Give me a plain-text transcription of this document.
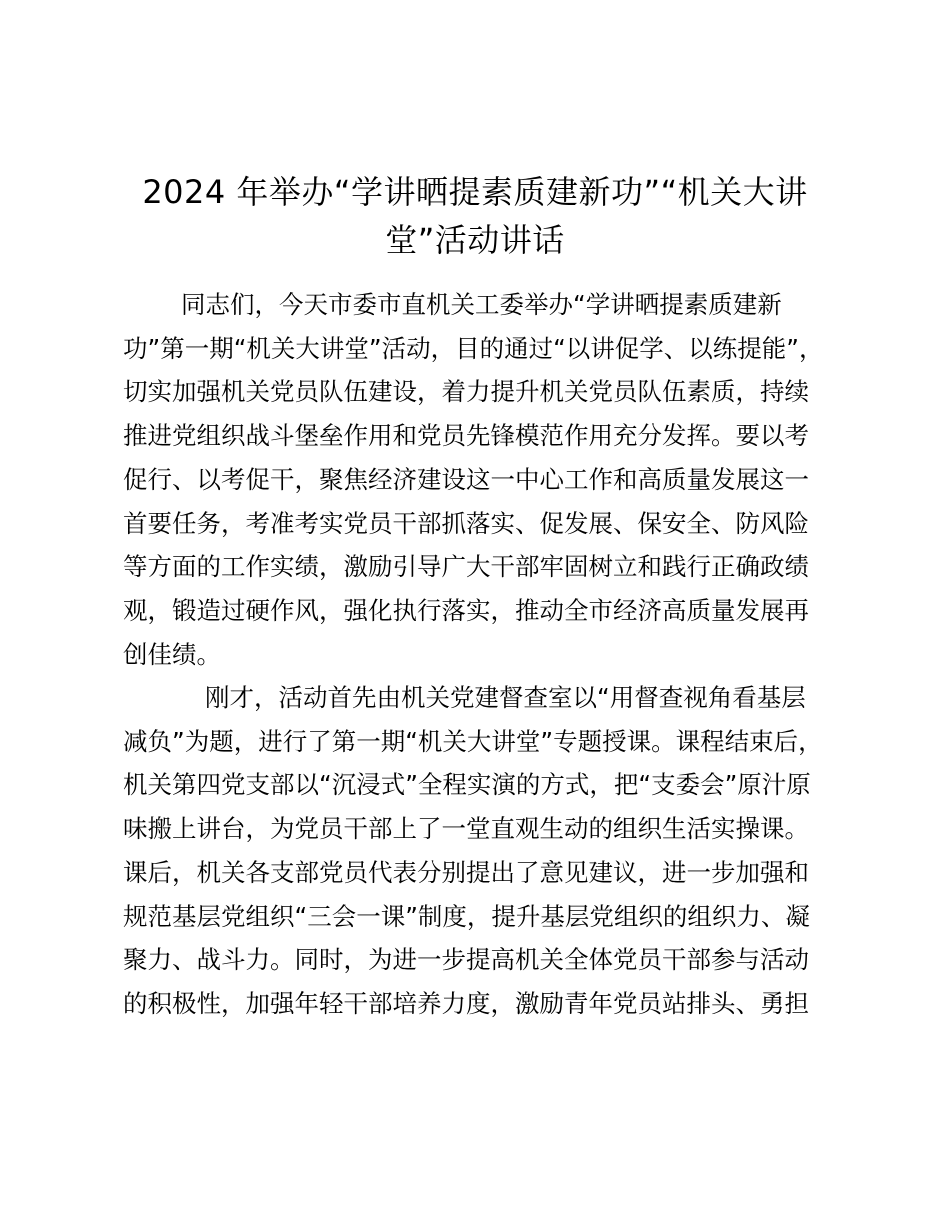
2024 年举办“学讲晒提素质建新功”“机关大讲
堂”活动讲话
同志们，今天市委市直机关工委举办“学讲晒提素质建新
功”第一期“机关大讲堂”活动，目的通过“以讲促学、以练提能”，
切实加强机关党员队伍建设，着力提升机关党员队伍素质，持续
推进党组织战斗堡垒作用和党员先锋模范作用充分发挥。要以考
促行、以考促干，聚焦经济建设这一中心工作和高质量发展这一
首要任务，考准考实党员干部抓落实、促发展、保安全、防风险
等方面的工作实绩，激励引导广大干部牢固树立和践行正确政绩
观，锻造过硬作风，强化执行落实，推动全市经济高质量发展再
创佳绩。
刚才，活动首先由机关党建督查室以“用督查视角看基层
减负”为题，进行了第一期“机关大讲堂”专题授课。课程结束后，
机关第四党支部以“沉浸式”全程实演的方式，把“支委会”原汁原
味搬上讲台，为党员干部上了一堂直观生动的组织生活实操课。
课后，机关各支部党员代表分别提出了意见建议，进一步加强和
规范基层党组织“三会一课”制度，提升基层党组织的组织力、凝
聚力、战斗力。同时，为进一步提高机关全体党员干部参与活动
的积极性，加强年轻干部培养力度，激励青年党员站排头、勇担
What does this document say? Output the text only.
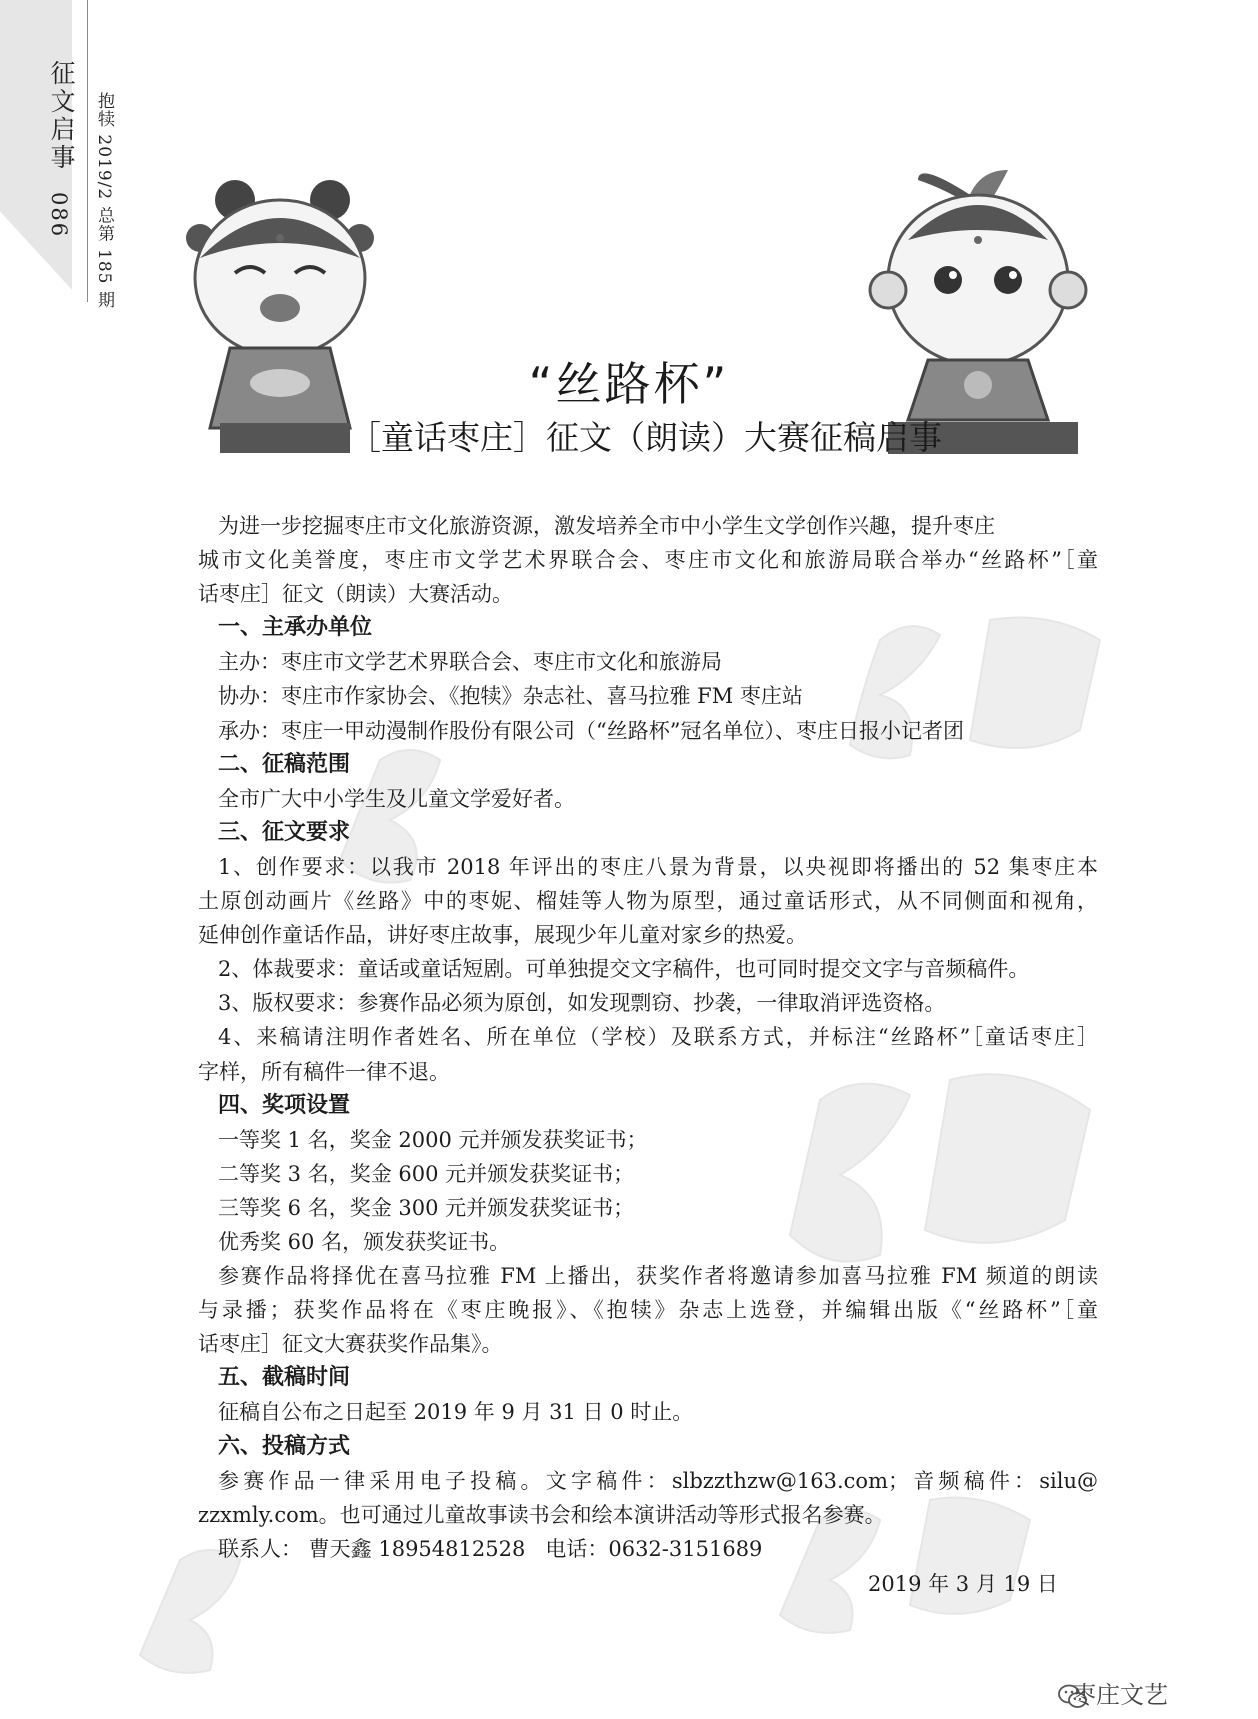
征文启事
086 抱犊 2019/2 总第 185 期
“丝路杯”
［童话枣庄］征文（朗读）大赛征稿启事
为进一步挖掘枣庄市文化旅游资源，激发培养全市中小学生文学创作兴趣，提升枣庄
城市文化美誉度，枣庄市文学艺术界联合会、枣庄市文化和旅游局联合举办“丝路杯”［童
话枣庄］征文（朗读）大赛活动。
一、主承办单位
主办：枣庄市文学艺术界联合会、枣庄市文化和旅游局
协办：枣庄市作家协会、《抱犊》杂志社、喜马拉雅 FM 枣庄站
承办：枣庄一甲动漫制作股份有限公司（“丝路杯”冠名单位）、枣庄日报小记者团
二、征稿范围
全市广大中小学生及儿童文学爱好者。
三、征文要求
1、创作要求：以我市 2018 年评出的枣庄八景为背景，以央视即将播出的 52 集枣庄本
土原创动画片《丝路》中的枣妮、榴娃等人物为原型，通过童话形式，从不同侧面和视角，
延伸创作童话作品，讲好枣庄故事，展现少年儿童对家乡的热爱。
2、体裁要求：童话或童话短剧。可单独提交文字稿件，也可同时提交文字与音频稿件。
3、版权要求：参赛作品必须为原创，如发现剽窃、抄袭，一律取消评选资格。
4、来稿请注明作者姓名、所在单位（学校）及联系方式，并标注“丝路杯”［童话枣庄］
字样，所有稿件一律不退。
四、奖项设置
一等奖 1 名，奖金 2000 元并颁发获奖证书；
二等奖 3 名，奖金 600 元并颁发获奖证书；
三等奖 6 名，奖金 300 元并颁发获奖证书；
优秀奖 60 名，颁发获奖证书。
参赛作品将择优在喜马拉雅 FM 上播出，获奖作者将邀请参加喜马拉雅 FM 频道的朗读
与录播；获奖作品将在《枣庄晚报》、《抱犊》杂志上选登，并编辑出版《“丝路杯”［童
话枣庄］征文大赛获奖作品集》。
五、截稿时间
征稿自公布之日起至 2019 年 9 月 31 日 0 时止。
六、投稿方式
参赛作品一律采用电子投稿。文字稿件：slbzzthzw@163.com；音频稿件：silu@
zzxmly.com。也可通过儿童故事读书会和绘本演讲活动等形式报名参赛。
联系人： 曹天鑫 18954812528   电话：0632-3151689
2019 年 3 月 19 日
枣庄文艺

◆ **Aim**: Scan the records above for the string "元并颁发获奖证书", then select every line that holds it.

◆ **Response to this task**:
一等奖 1 名，奖金 2000 元并颁发获奖证书；
二等奖 3 名，奖金 600 元并颁发获奖证书；
三等奖 6 名，奖金 300 元并颁发获奖证书；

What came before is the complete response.